====== Task inputs ======

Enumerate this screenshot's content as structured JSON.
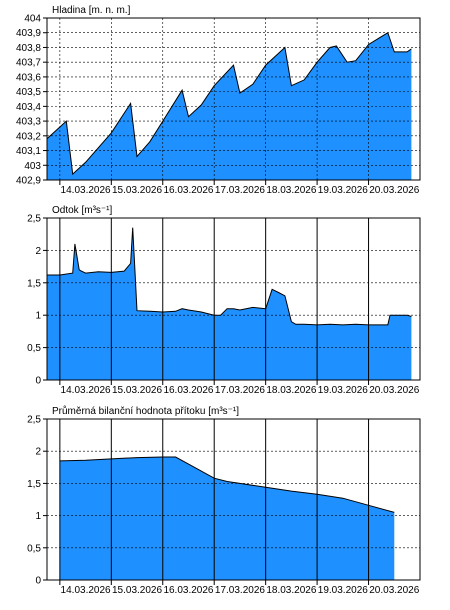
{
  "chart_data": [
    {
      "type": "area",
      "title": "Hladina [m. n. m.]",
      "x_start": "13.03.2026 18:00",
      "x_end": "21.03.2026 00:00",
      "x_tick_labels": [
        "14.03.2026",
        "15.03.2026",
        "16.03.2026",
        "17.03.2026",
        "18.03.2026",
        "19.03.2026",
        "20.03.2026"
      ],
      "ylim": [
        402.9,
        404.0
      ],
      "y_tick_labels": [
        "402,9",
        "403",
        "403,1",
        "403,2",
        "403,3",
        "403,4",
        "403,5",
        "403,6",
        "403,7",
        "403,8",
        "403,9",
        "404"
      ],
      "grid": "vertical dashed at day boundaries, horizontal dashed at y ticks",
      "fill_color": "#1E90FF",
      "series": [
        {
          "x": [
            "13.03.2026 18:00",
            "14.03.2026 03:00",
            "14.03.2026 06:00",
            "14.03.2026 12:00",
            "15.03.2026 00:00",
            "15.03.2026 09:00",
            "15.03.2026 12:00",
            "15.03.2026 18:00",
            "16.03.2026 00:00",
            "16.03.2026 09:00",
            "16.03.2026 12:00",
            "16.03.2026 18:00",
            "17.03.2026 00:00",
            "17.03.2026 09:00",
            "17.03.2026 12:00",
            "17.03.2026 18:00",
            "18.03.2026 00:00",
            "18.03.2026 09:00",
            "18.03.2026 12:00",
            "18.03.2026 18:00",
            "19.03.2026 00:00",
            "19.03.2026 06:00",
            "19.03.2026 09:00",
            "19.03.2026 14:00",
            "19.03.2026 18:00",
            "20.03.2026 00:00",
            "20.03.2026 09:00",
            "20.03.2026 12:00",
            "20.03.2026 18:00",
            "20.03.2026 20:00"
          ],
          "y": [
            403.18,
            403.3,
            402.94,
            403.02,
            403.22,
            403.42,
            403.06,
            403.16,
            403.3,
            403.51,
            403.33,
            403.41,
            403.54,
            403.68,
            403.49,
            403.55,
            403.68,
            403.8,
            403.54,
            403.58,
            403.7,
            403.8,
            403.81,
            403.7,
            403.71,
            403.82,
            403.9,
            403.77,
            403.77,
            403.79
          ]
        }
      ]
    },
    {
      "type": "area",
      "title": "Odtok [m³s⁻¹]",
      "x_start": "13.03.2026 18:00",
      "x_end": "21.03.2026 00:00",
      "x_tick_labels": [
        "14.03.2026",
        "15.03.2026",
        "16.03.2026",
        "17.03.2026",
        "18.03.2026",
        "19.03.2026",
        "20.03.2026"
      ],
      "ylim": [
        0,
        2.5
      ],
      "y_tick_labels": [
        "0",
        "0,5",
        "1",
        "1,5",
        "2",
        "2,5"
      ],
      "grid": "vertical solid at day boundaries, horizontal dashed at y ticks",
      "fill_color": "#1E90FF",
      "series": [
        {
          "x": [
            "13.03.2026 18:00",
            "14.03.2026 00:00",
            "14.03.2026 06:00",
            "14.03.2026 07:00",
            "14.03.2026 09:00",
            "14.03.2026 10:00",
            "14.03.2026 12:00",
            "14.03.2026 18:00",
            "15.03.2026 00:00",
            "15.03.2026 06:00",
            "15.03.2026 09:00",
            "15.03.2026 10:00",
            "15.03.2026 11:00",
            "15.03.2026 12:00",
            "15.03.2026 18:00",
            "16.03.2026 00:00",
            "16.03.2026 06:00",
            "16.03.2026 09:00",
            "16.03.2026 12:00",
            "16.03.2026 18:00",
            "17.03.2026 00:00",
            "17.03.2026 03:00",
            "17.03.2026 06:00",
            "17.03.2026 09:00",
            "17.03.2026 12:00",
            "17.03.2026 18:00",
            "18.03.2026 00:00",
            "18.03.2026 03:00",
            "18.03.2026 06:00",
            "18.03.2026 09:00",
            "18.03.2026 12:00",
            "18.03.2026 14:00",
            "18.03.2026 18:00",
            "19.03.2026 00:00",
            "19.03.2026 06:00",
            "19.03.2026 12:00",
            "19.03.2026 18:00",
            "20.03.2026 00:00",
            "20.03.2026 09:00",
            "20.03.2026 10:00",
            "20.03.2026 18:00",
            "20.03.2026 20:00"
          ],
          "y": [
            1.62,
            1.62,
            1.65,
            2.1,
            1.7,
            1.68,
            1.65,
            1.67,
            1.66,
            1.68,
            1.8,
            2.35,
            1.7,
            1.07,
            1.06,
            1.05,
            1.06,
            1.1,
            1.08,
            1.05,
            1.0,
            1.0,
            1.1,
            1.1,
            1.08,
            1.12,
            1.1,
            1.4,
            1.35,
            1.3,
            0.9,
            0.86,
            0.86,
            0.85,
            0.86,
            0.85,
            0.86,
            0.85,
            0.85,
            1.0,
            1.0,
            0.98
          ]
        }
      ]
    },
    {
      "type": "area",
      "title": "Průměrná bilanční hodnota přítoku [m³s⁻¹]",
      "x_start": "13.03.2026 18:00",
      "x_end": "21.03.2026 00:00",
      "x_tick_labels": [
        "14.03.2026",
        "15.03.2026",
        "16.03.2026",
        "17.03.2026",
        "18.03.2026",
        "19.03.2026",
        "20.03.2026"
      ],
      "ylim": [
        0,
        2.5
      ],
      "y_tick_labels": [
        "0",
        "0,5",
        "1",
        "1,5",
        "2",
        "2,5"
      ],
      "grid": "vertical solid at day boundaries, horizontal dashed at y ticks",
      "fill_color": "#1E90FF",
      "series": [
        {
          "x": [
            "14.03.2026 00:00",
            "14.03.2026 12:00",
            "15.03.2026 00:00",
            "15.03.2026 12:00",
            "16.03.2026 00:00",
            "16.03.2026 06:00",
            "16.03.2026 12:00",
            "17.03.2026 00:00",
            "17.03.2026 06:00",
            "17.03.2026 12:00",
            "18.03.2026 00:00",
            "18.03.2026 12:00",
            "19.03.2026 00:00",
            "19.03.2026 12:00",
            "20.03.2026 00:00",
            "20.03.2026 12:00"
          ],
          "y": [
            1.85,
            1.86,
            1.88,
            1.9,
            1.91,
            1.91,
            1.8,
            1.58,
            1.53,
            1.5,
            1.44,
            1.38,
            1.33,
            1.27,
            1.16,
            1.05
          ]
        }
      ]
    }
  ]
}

======

Track down every line with the word "title" and copy it.

Solution to the problem:
      "title": "Hladina [m. n. m.]",
      "title": "Odtok [m³s⁻¹]",
      "title": "Průměrná bilanční hodnota přítoku [m³s⁻¹]",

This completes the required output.